■ To be done ■
Print all of the entries exactly, minus the pictures.

■ Input ■
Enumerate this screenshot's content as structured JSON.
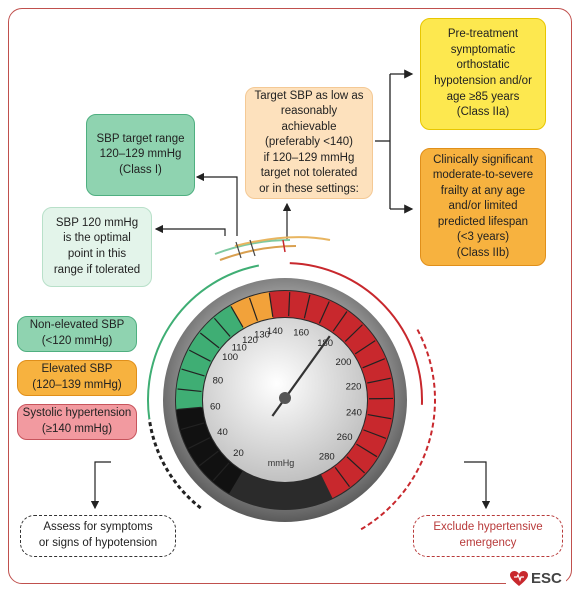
{
  "boxes": {
    "class_iia": "Pre-treatment\nsymptomatic\northostatic\nhypotension and/or\nage ≥85 years\n(Class IIa)",
    "class_iib": "Clinically significant\nmoderate-to-severe\nfrailty at any age\nand/or limited\npredicted lifespan\n(<3 years)\n(Class IIb)",
    "target_low": "Target SBP as low as\nreasonably achievable\n(preferably <140)\nif 120–129 mmHg\ntarget not tolerated\nor in these settings:",
    "target_range": "SBP target range\n120–129 mmHg\n(Class I)",
    "optimal": "SBP 120 mmHg\nis the optimal\npoint in this\nrange if tolerated",
    "assess": "Assess for symptoms\nor signs of hypotension",
    "exclude": "Exclude hypertensive\nemergency"
  },
  "legend": {
    "non_elevated": "Non-elevated SBP\n(<120 mmHg)",
    "elevated": "Elevated SBP\n(120–139 mmHg)",
    "hypertension": "Systolic hypertension\n(≥140 mmHg)"
  },
  "gauge": {
    "unit": "mmHg",
    "ticks": [
      "20",
      "40",
      "60",
      "80",
      "100",
      "110",
      "120",
      "130",
      "140",
      "160",
      "180",
      "200",
      "220",
      "240",
      "260",
      "280"
    ],
    "needle_value": 180
  },
  "colors": {
    "green": "#3fae74",
    "orange": "#f2a23a",
    "red": "#c8282d",
    "black": "#111111"
  },
  "logo": "ESC"
}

■ Solution ■
Enumerate this screenshot's content as structured JSON.
{
  "boxes": {
    "class_iia": "Pre-treatment\nsymptomatic\northostatic\nhypotension and/or\nage ≥85 years\n(Class IIa)",
    "class_iib": "Clinically significant\nmoderate-to-severe\nfrailty at any age\nand/or limited\npredicted lifespan\n(<3 years)\n(Class IIb)",
    "target_low": "Target SBP as low as\nreasonably achievable\n(preferably <140)\nif 120–129 mmHg\ntarget not tolerated\nor in these settings:",
    "target_range": "SBP target range\n120–129 mmHg\n(Class I)",
    "optimal": "SBP 120 mmHg\nis the optimal\npoint in this\nrange if tolerated",
    "assess": "Assess for symptoms\nor signs of hypotension",
    "exclude": "Exclude hypertensive\nemergency"
  },
  "legend": {
    "non_elevated": "Non-elevated SBP\n(<120 mmHg)",
    "elevated": "Elevated SBP\n(120–139 mmHg)",
    "hypertension": "Systolic hypertension\n(≥140 mmHg)"
  },
  "gauge": {
    "unit": "mmHg",
    "ticks": [
      "20",
      "40",
      "60",
      "80",
      "100",
      "110",
      "120",
      "130",
      "140",
      "160",
      "180",
      "200",
      "220",
      "240",
      "260",
      "280"
    ],
    "needle_value": 180
  },
  "colors": {
    "green": "#3fae74",
    "orange": "#f2a23a",
    "red": "#c8282d",
    "black": "#111111"
  },
  "logo": "ESC"
}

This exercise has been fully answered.